Please reproduce the lines verbatim, covering everything from the line containing "- candle-body: [363, 286, 369, 322]" down to the line containing "- candle-body: [180, 101, 186, 134]", with both included.

## BEGIN Input rows

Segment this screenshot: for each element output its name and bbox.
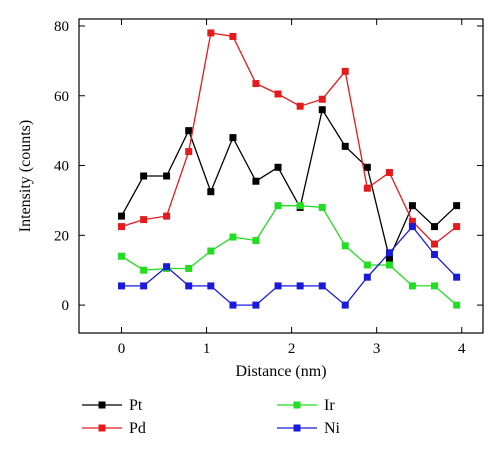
point-ni-2 (163, 263, 171, 271)
point-ir-3 (185, 264, 193, 272)
x-tick-label-0: 0 (118, 341, 126, 357)
legend-marker-pd (98, 424, 106, 432)
series-line-pt (120, 108, 458, 261)
legend-label-pd: Pd (129, 420, 146, 437)
x-tick-label-1: 1 (203, 341, 211, 357)
point-ir-14 (431, 282, 439, 290)
point-pd-2 (163, 212, 171, 220)
y-tick-label-2: 40 (54, 159, 69, 175)
y-tick-label-4: 80 (54, 19, 69, 35)
point-ni-15 (453, 273, 461, 281)
series-line-ni (121, 225, 458, 307)
point-pd-6 (252, 80, 260, 88)
point-ni-0 (118, 282, 126, 290)
legend-label-ni: Ni (324, 420, 341, 437)
point-ir-5 (229, 233, 237, 241)
point-pt-10 (341, 142, 349, 150)
point-ni-11 (363, 273, 371, 281)
legend-label-ir: Ir (324, 397, 335, 414)
point-ir-9 (318, 203, 326, 211)
point-ni-6 (252, 301, 260, 309)
point-pd-11 (363, 184, 371, 192)
point-ni-3 (185, 282, 193, 290)
point-pt-15 (453, 202, 461, 210)
legend-marker-pt (98, 401, 106, 409)
legend-marker-ir (293, 401, 301, 409)
point-pt-2 (163, 172, 171, 180)
point-pt-14 (431, 223, 439, 231)
y-tick-label-1: 20 (54, 228, 69, 244)
point-pt-13 (408, 202, 416, 210)
legend: Pt Pd Ir Ni (82, 397, 341, 437)
plot-frame (78, 18, 484, 334)
point-ir-6 (252, 237, 260, 245)
point-ir-13 (408, 282, 416, 290)
point-ni-9 (318, 282, 326, 290)
point-pd-12 (385, 169, 393, 177)
point-pd-4 (207, 29, 215, 37)
point-ir-15 (453, 301, 461, 309)
point-ir-11 (363, 261, 371, 269)
x-tick-label-2: 2 (288, 341, 296, 357)
y-tick-label-0: 0 (62, 298, 70, 314)
legend-marker-ni (293, 424, 301, 432)
point-ni-5 (229, 301, 237, 309)
series-line-pd (121, 32, 458, 245)
point-pd-13 (408, 217, 416, 225)
point-pd-9 (318, 95, 326, 103)
point-ni-4 (207, 282, 215, 290)
y-axis-label: Intensity (counts) (17, 120, 34, 232)
point-pd-7 (274, 90, 282, 98)
point-pd-10 (341, 67, 349, 75)
point-pd-15 (453, 223, 461, 231)
x-tick-label-3: 3 (373, 341, 381, 357)
point-pd-1 (140, 216, 148, 224)
point-ni-7 (274, 282, 282, 290)
point-pd-0 (118, 223, 126, 231)
point-ir-1 (140, 266, 148, 274)
point-ni-1 (140, 282, 148, 290)
point-pd-8 (296, 102, 304, 110)
point-ir-10 (341, 242, 349, 250)
x-axis-label: Distance (nm) (235, 363, 326, 380)
point-pt-11 (363, 163, 371, 171)
y-tick-label-3: 60 (54, 89, 69, 105)
point-ir-8 (296, 202, 304, 210)
point-pt-1 (140, 172, 148, 180)
point-pd-5 (229, 32, 237, 40)
point-ni-8 (296, 282, 304, 290)
point-ni-13 (408, 223, 416, 231)
series-group (118, 29, 461, 309)
point-ir-0 (118, 252, 126, 260)
legend-label-pt: Pt (129, 397, 143, 414)
point-pt-7 (274, 163, 282, 171)
point-pt-9 (318, 106, 326, 114)
point-pt-4 (207, 188, 215, 196)
point-ir-12 (385, 261, 393, 269)
point-pt-5 (229, 134, 237, 142)
point-ir-7 (274, 202, 282, 210)
x-tick-label-4: 4 (458, 341, 466, 357)
series-line-ir (121, 205, 458, 306)
point-ir-4 (207, 247, 215, 255)
point-pt-6 (252, 177, 260, 185)
point-pt-12 (385, 254, 393, 262)
point-pd-3 (185, 148, 193, 156)
point-ni-14 (431, 251, 439, 258)
point-ni-10 (341, 301, 349, 309)
point-pt-0 (118, 212, 126, 220)
point-pd-14 (431, 240, 439, 248)
point-pt-3 (185, 127, 193, 135)
point-ni-12 (385, 249, 393, 257)
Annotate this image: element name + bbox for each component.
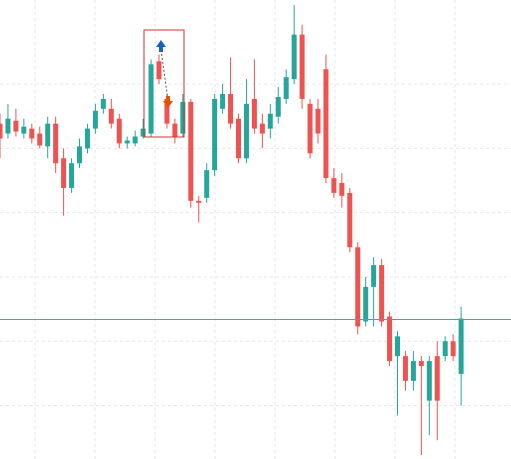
- candle-body: [363, 286, 369, 322]
- candle-body: [323, 69, 329, 179]
- candle-body: [442, 341, 448, 357]
- candle-body: [299, 34, 305, 99]
- candle-body: [53, 123, 59, 164]
- trade-link: [160, 49, 169, 101]
- candle-body: [236, 118, 241, 159]
- candle-body: [228, 93, 234, 124]
- candle-body: [140, 128, 146, 137]
- candle-body: [395, 336, 400, 357]
- candle-body: [450, 341, 456, 357]
- vertical-grid: [34, 0, 456, 459]
- candle-body: [69, 163, 75, 188]
- candle-body: [291, 34, 297, 80]
- candle-body: [267, 113, 273, 129]
- candle-body: [387, 316, 393, 362]
- candle-body: [164, 98, 170, 124]
- candle-body: [371, 265, 377, 287]
- candle-body: [196, 200, 202, 203]
- candle-body: [283, 77, 289, 99]
- candle-body: [339, 183, 345, 196]
- candle-body: [275, 96, 281, 117]
- candle-body: [458, 318, 464, 374]
- candle-body: [100, 98, 106, 109]
- selection-box: [143, 29, 185, 138]
- candle-body: [188, 101, 194, 201]
- candle-body: [92, 110, 98, 129]
- candle-body: [37, 133, 43, 146]
- candle-body: [77, 146, 82, 164]
- trade-annotation: [143, 29, 185, 138]
- candle-body: [0, 123, 3, 139]
- candle-body: [307, 103, 313, 154]
- candle-body: [204, 170, 210, 198]
- candle-body: [347, 192, 353, 248]
- candle-body: [410, 361, 416, 381]
- candle-body: [132, 136, 138, 144]
- candle-body: [418, 361, 424, 367]
- buy-arrow: [156, 40, 166, 52]
- candle-body: [61, 158, 67, 188]
- sell-arrow: [163, 96, 173, 108]
- candle-body: [220, 93, 226, 109]
- candle-body: [13, 120, 19, 132]
- candle-body: [45, 123, 51, 147]
- candle-body: [251, 98, 257, 129]
- candle-body: [259, 123, 265, 134]
- candle-body: [148, 64, 154, 134]
- candle-body: [21, 126, 27, 134]
- candle-body: [108, 108, 114, 124]
- candle-body: [331, 178, 337, 193]
- candle-body: [180, 101, 186, 134]
- candle-body: [156, 61, 162, 80]
- candle-body: [116, 118, 122, 144]
- candle-body: [355, 247, 361, 327]
- candle-body: [212, 98, 218, 171]
- candle-body: [29, 128, 35, 139]
- plot: [0, 4, 511, 456]
- candle-body: [124, 140, 130, 144]
- candle-body: [5, 118, 11, 134]
- candle-body: [426, 361, 432, 401]
- candle-body: [243, 103, 249, 159]
- candle-body: [434, 356, 440, 401]
- candle-body: [379, 265, 385, 322]
- candle-body: [315, 108, 321, 134]
- candle-body: [84, 128, 90, 149]
- candle-body: [402, 356, 408, 381]
- candle-body: [172, 123, 178, 137]
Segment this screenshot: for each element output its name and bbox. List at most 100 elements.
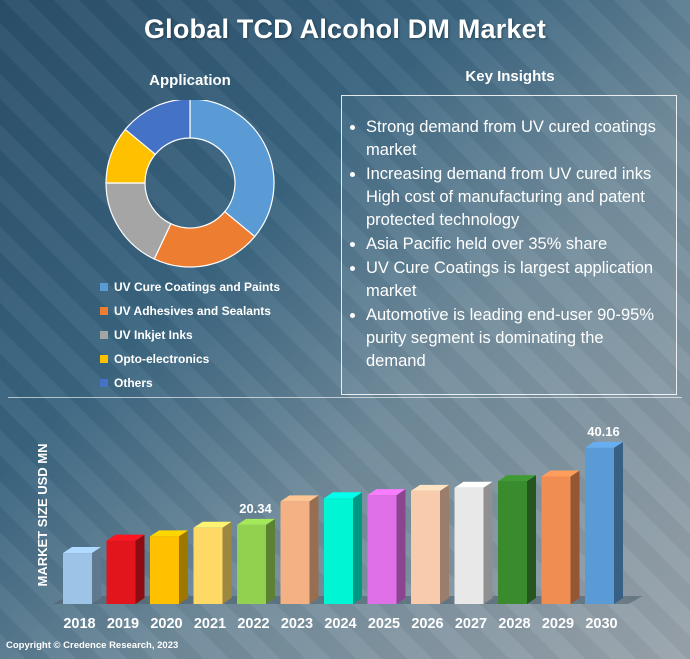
bar-2020 <box>150 530 188 604</box>
legend-swatch <box>100 331 108 339</box>
x-tick-label: 2019 <box>107 616 139 632</box>
copyright-text: Copyright © Credence Research, 2023 <box>6 640 179 651</box>
bar-side <box>135 534 145 604</box>
legend-swatch <box>100 355 108 363</box>
bar-2027 <box>454 481 493 604</box>
insights-title: Key Insights <box>465 68 555 85</box>
bar-front <box>280 501 310 604</box>
x-tick-label: 2025 <box>368 616 400 632</box>
bar-side <box>222 521 232 604</box>
x-tick-label: 2026 <box>411 616 443 632</box>
bar-front <box>193 527 223 604</box>
bar-side <box>440 484 449 604</box>
legend-item: UV Inkjet Inks <box>100 323 280 347</box>
bar-front <box>541 476 571 604</box>
bar-side <box>353 492 362 604</box>
insight-item: Strong demand from UV cured coatings mar… <box>366 116 666 162</box>
legend-swatch <box>100 307 108 315</box>
legend-label: UV Adhesives and Sealants <box>114 304 271 318</box>
insight-item: Asia Pacific held over 35% share <box>366 233 666 256</box>
bar-2028 <box>498 475 536 604</box>
bar-side <box>527 475 536 604</box>
bar-front <box>367 495 397 604</box>
bar-top <box>411 484 449 491</box>
bar-side <box>92 547 101 604</box>
insights-list: Strong demand from UV cured coatings mar… <box>342 96 676 373</box>
x-tick-label: 2018 <box>63 616 95 632</box>
bar-top <box>541 470 580 477</box>
bar-side <box>309 495 319 604</box>
x-tick-label: 2029 <box>542 616 574 632</box>
bar-side <box>614 441 623 604</box>
application-legend: UV Cure Coatings and Paints UV Adhesives… <box>100 275 280 395</box>
legend-label: Opto-electronics <box>114 352 210 366</box>
x-tick-label: 2027 <box>455 616 487 632</box>
data-label: 20.34 <box>239 501 272 516</box>
bar-2029 <box>541 470 580 604</box>
bar-top <box>585 441 623 448</box>
bar-2026 <box>411 484 449 604</box>
x-tick-label: 2021 <box>194 616 226 632</box>
bar-front <box>498 481 527 604</box>
bar-front <box>411 490 440 604</box>
bar-top <box>237 518 275 525</box>
insight-item: Increasing demand from UV cured inks Hig… <box>366 163 666 232</box>
insights-box: Strong demand from UV cured coatings mar… <box>341 95 677 395</box>
legend-item: Others <box>100 371 280 395</box>
x-tick-label: 2020 <box>150 616 182 632</box>
bar-top <box>454 481 493 488</box>
bar-2025 <box>367 489 406 604</box>
bar-2019 <box>106 534 145 604</box>
market-size-bar-chart: 2018 2019 2020 2021 2022 20.34 2023 2024 2025 202… <box>53 424 643 632</box>
bar-front <box>106 540 136 604</box>
bar-side <box>483 481 493 604</box>
x-tick-label: 2024 <box>324 616 356 632</box>
bar-front <box>150 536 179 604</box>
x-tick-label: 2028 <box>498 616 530 632</box>
bar-top <box>324 492 362 499</box>
legend-label: Others <box>114 376 153 390</box>
application-title: Application <box>149 72 231 89</box>
bar-2024 <box>324 492 362 604</box>
donut-slice-uv-cure-coatings-and-paints <box>189 100 275 238</box>
bar-top <box>106 534 145 541</box>
legend-item: UV Adhesives and Sealants <box>100 299 280 323</box>
bar-top <box>193 521 232 528</box>
bar-top <box>498 475 536 482</box>
x-tick-label: 2030 <box>585 616 617 632</box>
bar-side <box>179 530 188 604</box>
legend-swatch <box>100 283 108 291</box>
bar-front <box>63 553 92 604</box>
x-tick-label: 2022 <box>237 616 269 632</box>
insight-item: Automotive is leading end-user 90-95% pu… <box>366 304 666 373</box>
bar-top <box>63 547 101 554</box>
legend-label: UV Inkjet Inks <box>114 328 193 342</box>
bar-2030 <box>585 441 623 604</box>
legend-item: UV Cure Coatings and Paints <box>100 275 280 299</box>
donut-slice-others <box>124 100 191 156</box>
bar-top <box>280 495 319 502</box>
bar-side <box>396 489 406 604</box>
bar-front <box>585 447 614 604</box>
bar-front <box>237 524 266 604</box>
bar-top <box>150 530 188 537</box>
bar-side <box>266 518 275 604</box>
bar-side <box>570 470 580 604</box>
legend-item: Opto-electronics <box>100 347 280 371</box>
bar-2023 <box>280 495 319 604</box>
legend-label: UV Cure Coatings and Paints <box>114 280 281 294</box>
x-tick-label: 2023 <box>281 616 313 632</box>
bar-front <box>324 498 353 604</box>
section-divider <box>8 397 682 398</box>
application-donut-chart <box>105 100 275 268</box>
page-title: Global TCD Alcohol DM Market <box>143 14 547 44</box>
bar-front <box>454 487 484 604</box>
bar-2021 <box>193 521 232 604</box>
bar-2022 <box>237 518 275 604</box>
insight-item: UV Cure Coatings is largest application … <box>366 257 666 303</box>
bar-2018 <box>63 547 101 604</box>
bar-top <box>367 489 406 496</box>
legend-swatch <box>100 379 108 387</box>
data-label: 40.16 <box>587 424 620 439</box>
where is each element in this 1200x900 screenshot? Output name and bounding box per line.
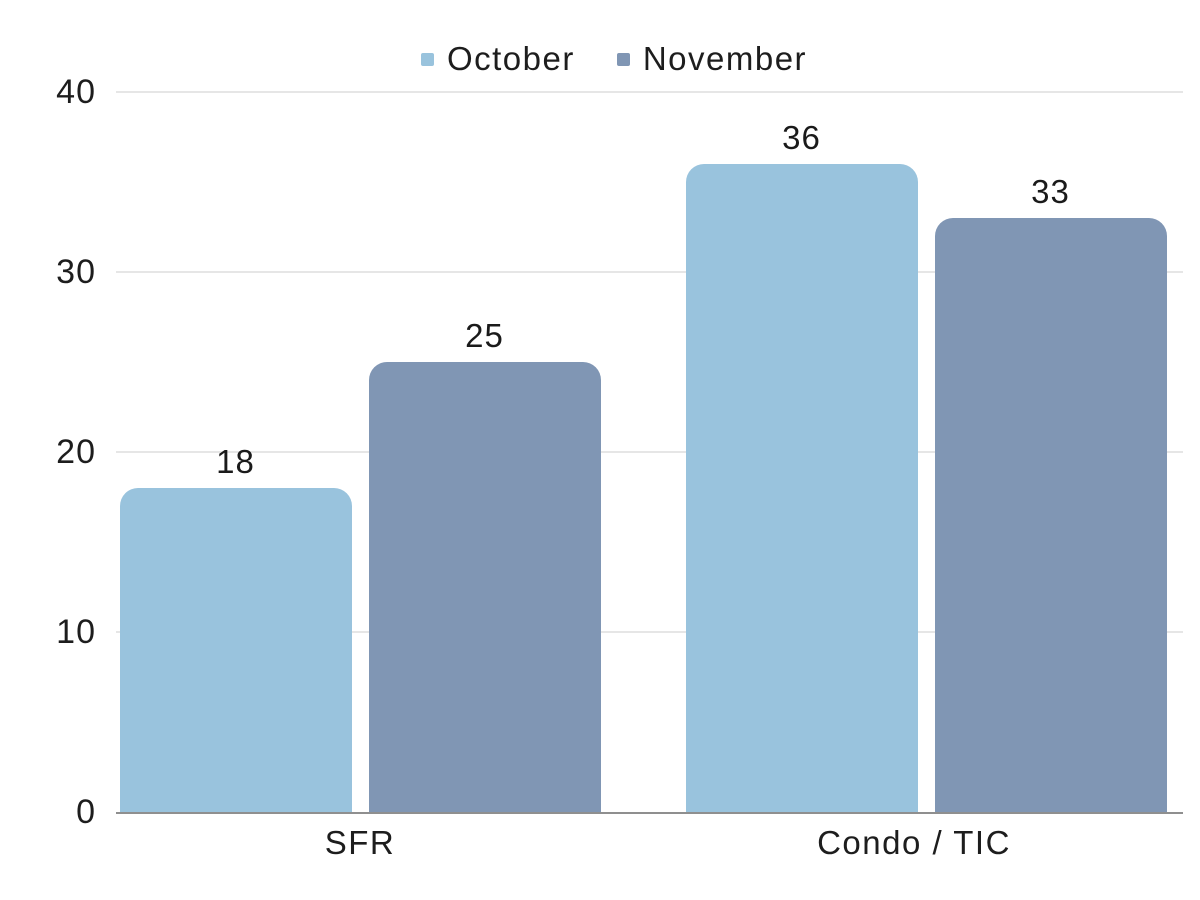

## END Input rows

▸ **Correct answer**
- candle-body: [363, 286, 369, 322]
- candle-body: [323, 69, 329, 179]
- candle-body: [442, 341, 448, 357]
- candle-body: [299, 34, 305, 99]
- candle-body: [53, 123, 59, 164]
- trade-link: [160, 49, 169, 101]
- candle-body: [236, 118, 241, 159]
- candle-body: [228, 93, 234, 124]
- candle-body: [140, 128, 146, 137]
- candle-body: [395, 336, 400, 357]
- candle-body: [450, 341, 456, 357]
- vertical-grid: [34, 0, 456, 459]
- candle-body: [69, 163, 75, 188]
- candle-body: [291, 34, 297, 80]
- candle-body: [267, 113, 273, 129]
- candle-body: [387, 316, 393, 362]
- candle-body: [164, 98, 170, 124]
- candle-body: [371, 265, 377, 287]
- candle-body: [196, 200, 202, 203]
- candle-body: [283, 77, 289, 99]
- candle-body: [339, 183, 345, 196]
- candle-body: [275, 96, 281, 117]
- candle-body: [458, 318, 464, 374]
- candle-body: [100, 98, 106, 109]
- selection-box: [143, 29, 185, 138]
- candle-body: [188, 101, 194, 201]
- candle-body: [92, 110, 98, 129]
- candle-body: [37, 133, 43, 146]
- candle-body: [77, 146, 82, 164]
- trade-annotation: [143, 29, 185, 138]
- candle-body: [0, 123, 3, 139]
- candle-body: [307, 103, 313, 154]
- candle-body: [204, 170, 210, 198]
- candle-body: [347, 192, 353, 248]
- candle-body: [410, 361, 416, 381]
- candle-body: [132, 136, 138, 144]
- candle-body: [418, 361, 424, 367]
- buy-arrow: [156, 40, 166, 52]
- candle-body: [61, 158, 67, 188]
- sell-arrow: [163, 96, 173, 108]
- candle-body: [220, 93, 226, 109]
- candle-body: [13, 120, 19, 132]
- candle-body: [45, 123, 51, 147]
- candle-body: [251, 98, 257, 129]
- candle-body: [259, 123, 265, 134]
- candle-body: [148, 64, 154, 134]
- candle-body: [21, 126, 27, 134]
- candle-body: [108, 108, 114, 124]
- candle-body: [331, 178, 337, 193]
- candle-body: [180, 101, 186, 134]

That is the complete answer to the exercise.